*Saved entries*
——————

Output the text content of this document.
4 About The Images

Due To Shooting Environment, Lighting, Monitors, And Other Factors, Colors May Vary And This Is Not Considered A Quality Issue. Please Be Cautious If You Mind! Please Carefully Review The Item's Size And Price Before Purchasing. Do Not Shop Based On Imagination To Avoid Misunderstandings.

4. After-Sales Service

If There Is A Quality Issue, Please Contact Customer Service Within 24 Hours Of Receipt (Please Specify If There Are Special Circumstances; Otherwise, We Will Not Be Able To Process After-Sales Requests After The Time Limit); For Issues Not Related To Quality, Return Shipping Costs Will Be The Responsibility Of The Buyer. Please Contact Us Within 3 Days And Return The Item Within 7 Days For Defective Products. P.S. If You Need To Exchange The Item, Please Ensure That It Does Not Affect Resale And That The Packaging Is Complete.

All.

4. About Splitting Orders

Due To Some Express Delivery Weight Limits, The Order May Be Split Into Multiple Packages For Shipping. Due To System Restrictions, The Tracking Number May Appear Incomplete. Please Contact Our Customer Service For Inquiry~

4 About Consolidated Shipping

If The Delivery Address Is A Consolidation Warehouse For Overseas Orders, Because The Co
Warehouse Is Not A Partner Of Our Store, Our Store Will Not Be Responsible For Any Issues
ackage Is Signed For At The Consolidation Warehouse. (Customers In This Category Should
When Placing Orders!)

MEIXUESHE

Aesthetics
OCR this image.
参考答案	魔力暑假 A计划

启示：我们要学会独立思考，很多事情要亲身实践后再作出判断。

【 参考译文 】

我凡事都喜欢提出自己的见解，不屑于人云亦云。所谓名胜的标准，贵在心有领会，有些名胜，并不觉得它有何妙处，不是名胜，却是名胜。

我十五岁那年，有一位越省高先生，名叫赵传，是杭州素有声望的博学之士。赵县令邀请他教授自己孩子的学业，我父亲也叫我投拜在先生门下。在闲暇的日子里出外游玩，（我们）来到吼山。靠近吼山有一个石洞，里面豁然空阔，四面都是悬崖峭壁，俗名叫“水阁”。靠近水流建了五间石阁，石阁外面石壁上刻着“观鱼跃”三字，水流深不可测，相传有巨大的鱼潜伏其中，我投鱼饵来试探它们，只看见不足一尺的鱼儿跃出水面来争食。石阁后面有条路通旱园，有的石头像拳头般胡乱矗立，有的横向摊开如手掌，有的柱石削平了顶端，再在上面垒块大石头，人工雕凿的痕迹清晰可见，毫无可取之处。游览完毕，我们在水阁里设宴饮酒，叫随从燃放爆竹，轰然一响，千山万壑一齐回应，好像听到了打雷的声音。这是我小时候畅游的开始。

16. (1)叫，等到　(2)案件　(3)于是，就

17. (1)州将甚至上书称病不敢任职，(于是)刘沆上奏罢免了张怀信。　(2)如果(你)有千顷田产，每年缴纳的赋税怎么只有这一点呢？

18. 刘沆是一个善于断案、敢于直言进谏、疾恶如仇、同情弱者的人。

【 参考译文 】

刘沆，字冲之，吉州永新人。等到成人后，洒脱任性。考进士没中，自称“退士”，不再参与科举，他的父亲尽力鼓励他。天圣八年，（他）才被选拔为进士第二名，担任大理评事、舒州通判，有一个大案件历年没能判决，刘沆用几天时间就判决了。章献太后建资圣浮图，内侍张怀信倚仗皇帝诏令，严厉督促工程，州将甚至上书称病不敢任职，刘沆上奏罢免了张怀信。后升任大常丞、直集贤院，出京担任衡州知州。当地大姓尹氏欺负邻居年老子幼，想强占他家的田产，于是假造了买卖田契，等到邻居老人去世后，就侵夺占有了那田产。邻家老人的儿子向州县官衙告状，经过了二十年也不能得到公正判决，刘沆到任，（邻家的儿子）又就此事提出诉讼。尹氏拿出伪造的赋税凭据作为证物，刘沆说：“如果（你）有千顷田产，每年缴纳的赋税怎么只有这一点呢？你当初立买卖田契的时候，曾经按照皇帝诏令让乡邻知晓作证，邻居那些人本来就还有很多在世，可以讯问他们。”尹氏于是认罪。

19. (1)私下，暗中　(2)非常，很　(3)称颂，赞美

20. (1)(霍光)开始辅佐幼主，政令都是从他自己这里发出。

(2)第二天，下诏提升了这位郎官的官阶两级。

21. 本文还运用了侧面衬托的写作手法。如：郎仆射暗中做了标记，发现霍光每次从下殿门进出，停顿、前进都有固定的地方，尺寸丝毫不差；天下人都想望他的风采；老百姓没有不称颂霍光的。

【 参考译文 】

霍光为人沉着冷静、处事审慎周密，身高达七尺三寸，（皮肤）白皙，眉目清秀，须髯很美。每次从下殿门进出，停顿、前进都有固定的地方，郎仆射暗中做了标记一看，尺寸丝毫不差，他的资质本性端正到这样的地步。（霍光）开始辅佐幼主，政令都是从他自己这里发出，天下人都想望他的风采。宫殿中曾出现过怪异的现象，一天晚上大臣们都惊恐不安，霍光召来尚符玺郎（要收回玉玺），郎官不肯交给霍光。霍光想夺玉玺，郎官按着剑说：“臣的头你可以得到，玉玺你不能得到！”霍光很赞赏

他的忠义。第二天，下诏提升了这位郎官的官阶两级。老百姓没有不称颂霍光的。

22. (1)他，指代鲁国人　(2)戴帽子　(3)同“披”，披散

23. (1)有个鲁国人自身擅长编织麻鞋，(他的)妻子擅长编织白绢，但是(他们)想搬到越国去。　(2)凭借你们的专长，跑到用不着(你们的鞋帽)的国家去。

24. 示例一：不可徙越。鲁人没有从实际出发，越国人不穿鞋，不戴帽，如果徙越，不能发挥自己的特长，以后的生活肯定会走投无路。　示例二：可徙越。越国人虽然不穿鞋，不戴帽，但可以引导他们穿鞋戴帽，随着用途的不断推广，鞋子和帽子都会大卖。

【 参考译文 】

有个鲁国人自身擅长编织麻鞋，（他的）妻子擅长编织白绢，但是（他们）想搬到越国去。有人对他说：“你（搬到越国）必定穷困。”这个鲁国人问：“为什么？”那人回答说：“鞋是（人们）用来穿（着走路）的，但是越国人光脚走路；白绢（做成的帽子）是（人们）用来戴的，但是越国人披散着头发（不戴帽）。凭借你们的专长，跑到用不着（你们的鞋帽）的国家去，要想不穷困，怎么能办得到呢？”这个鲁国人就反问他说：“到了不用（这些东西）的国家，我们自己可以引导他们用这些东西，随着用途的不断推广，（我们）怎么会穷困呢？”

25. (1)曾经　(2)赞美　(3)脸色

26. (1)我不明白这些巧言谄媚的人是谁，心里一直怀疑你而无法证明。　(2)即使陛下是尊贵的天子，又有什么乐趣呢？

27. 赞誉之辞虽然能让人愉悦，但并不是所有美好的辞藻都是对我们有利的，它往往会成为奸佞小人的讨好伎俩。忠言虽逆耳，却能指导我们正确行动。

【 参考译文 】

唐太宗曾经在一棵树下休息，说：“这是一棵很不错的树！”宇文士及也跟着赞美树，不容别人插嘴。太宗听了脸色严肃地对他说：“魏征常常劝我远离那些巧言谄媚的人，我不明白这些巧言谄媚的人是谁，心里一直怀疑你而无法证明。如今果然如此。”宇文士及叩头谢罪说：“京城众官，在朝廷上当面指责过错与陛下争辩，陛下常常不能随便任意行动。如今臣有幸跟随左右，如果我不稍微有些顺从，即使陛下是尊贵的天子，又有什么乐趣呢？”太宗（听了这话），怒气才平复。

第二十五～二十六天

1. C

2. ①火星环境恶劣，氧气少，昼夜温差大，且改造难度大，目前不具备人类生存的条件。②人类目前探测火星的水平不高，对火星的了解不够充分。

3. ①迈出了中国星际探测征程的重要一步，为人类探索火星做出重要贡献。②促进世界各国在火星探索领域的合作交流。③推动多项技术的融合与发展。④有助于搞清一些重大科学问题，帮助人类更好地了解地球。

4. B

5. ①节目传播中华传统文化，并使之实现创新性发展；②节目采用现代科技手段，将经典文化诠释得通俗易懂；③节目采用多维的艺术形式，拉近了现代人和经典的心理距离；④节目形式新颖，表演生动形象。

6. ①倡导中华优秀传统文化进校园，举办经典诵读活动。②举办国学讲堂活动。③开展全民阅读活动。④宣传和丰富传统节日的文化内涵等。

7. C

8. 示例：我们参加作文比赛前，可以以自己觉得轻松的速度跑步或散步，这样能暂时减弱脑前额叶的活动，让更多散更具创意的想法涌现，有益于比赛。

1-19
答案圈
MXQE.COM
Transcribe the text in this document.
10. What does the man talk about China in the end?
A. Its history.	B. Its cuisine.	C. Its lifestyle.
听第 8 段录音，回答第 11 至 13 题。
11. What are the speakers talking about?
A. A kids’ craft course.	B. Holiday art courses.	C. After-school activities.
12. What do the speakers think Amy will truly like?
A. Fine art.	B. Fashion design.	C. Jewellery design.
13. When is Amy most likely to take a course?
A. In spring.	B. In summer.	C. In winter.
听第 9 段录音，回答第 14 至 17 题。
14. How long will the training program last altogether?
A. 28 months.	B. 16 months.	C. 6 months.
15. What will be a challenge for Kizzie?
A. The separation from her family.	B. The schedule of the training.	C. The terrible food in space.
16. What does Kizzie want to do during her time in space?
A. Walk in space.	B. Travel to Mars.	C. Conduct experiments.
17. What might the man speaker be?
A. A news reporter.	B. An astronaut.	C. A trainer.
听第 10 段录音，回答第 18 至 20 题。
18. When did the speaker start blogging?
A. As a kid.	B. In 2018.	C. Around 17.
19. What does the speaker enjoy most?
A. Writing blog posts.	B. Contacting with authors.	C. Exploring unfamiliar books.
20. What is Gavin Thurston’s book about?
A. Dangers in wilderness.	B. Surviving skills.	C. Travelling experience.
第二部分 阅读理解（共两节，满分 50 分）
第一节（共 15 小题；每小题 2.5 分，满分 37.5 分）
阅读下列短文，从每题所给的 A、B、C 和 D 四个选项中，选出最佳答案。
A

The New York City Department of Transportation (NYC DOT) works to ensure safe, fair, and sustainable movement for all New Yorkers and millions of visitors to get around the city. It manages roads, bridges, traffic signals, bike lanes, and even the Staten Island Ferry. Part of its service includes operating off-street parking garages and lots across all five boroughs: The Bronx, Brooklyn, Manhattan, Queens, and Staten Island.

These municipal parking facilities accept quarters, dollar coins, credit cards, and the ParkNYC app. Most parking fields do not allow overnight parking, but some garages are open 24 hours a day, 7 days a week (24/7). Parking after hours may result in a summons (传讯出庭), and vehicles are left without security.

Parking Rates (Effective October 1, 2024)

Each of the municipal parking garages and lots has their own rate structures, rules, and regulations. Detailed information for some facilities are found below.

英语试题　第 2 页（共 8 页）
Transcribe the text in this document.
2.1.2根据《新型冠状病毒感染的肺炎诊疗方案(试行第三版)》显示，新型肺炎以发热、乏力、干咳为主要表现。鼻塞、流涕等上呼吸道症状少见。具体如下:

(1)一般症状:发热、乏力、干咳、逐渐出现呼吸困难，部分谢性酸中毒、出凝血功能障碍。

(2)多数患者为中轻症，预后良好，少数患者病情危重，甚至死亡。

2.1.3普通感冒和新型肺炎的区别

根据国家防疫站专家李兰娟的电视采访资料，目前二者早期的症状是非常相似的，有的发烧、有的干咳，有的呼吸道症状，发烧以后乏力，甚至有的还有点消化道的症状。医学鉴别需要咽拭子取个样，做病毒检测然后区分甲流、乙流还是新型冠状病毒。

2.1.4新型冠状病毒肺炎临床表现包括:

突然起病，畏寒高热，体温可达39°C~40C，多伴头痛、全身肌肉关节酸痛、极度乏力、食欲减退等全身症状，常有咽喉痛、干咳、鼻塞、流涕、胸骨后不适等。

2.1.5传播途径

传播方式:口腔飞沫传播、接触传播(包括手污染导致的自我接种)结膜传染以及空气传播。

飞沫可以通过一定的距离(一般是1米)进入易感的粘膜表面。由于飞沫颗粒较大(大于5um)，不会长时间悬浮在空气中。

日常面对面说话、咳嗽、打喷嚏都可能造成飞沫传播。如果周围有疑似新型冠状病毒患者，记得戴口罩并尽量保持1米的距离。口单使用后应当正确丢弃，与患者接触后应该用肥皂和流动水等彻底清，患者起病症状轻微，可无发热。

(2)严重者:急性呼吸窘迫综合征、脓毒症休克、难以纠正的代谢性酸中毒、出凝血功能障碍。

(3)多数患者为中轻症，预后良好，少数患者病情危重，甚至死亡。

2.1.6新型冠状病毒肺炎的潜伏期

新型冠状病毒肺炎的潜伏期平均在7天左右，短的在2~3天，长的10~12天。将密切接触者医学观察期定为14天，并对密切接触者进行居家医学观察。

——————

Give the number of lines in the entries that include the string "多数患者为中轻症", and nothing more.

2